Advocacy must also play a role. Organizations like the National Cannabis Industry Association (NCIA) and the Minority Cannabis Business Association (MCBA) fight for equity on a national level. Meanwhile, specialized groups like Origins Council, built upon the foundational work and approach of Mendocino Appellations Project and the CalGrowers Appellations Committee, pursue the development of legal geographic indication systems and standards-based appellation of origin designations for cannabis, which will be a powerful asset when the opportunity for interstate commerce arrives. My organization, Supernova Women, provides data-driven industry insights and thought leadership that offers support for local policy reform.

Newer organizations, like the Black Los Angeles Cannabis Council (BLACC), give Black operators a space to collaborate on economic development and advocacy. Another emerging force is Aligned Cannabis, a collective working toward a group-led effort to replace California’s failing Prop 64.

Let’s be clear: the failure of social equity operators isn’t about social equity programs themselves—it’s about the broader structural inequities within cannabis. But we can’t afford to let this industry collapse under the weight of poor policy and unchecked corporate greed.

To my fellow social equity applicants: this is not an easy road, but I urge you to meet this moment. Understand the challenges, strategize, innovate, and build partnerships. And to policymakers, regulators, and consumers: if we truly care about equity in cannabis, the time to act is now. We need regulatory reform, enforcement against illicit operators, and policies that support small businesses.

This isn’t just about cannabis. This is about justice, economic opportunity, and the future of our communities. If we don’t fight now, we risk losing everything equity was supposed to stand for. The question is: are we willing to let that happen?
□ □ □
WORK TASK 1: Name every organization that the text on cannabis equity advocacy mentions.
WORK TASK 2: According to the cannabis equity text, what is Aligned Cannabis working toward?

INFORMATION PROVIDED:
□ □ □
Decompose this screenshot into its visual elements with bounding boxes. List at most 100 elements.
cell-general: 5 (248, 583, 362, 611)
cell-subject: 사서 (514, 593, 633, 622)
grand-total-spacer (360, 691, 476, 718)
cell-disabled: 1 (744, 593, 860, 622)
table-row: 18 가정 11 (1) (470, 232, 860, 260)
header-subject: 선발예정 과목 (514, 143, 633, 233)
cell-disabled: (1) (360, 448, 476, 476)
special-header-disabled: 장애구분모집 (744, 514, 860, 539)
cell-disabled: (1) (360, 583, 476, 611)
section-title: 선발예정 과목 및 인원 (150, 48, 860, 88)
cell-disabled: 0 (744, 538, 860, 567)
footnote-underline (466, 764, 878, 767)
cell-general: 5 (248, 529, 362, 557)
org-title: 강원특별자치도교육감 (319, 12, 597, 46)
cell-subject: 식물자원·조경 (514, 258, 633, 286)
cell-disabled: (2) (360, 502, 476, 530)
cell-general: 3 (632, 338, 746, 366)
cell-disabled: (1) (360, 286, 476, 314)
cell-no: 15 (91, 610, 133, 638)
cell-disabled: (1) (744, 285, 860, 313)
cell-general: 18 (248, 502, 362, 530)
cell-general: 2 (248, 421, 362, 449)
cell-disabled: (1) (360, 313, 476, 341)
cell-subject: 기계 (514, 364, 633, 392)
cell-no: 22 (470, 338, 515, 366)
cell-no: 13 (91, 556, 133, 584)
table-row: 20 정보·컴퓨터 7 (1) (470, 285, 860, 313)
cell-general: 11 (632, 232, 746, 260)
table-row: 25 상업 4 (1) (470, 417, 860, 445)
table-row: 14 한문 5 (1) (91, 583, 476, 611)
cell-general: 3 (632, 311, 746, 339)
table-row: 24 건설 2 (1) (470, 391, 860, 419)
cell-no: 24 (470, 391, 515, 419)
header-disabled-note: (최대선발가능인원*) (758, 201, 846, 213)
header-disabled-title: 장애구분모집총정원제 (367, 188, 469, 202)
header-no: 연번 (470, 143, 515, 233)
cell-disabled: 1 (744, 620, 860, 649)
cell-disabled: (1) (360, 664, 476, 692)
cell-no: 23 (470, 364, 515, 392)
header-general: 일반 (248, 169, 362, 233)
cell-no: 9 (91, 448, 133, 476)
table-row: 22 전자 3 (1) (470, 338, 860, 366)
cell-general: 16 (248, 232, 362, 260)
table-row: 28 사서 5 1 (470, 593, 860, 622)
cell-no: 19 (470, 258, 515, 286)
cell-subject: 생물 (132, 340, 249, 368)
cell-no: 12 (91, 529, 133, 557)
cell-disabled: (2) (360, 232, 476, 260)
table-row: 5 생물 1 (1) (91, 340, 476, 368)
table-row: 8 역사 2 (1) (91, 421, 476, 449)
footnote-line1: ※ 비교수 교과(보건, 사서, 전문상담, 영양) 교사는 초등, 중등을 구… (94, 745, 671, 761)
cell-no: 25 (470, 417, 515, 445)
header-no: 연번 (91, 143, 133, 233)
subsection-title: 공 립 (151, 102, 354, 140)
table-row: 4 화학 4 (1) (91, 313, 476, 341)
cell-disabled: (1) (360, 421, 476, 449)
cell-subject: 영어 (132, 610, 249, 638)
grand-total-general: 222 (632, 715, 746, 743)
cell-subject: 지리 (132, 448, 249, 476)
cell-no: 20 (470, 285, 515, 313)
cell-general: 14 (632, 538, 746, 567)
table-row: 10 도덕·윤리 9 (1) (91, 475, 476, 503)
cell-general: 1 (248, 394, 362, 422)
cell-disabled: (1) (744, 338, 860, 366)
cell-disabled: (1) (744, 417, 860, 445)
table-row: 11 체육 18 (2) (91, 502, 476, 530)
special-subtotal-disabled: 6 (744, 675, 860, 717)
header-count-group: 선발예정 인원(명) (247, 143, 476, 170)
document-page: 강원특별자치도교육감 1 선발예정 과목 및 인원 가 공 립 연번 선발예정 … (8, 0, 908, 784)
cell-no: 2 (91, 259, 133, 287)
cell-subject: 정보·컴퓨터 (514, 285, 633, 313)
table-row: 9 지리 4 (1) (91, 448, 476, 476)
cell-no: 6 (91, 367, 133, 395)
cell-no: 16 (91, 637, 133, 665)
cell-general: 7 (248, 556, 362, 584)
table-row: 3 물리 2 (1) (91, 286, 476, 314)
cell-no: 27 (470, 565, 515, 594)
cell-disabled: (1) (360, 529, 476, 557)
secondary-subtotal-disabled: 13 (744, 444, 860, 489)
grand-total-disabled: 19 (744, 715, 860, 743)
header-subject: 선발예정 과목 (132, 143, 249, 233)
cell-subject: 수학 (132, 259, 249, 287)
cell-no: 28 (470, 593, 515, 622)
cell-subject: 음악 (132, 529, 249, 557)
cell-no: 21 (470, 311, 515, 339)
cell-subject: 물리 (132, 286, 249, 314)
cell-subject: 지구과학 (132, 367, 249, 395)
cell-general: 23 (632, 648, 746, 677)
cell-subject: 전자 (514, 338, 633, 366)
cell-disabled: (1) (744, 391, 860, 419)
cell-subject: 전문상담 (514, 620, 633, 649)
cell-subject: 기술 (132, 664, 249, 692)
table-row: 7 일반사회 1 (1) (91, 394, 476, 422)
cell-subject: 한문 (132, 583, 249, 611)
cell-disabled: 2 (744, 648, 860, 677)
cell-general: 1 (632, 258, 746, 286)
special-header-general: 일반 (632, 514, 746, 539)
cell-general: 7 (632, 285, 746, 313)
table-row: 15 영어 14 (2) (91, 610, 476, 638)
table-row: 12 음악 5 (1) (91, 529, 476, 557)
□ □ □
OUTPUT 1:
- National Cannabis Industry Association (NCIA)
- Minority Cannabis Business Association (MCBA)
- Origins Council
- Mendocino Appellations Project
- CalGrowers Appellations Committee
- Supernova Women
- Black Los Angeles Cannabis Council (BLACC)
- Aligned Cannabis

OUTPUT 2: A group-led effort to replace California's failing Prop 64.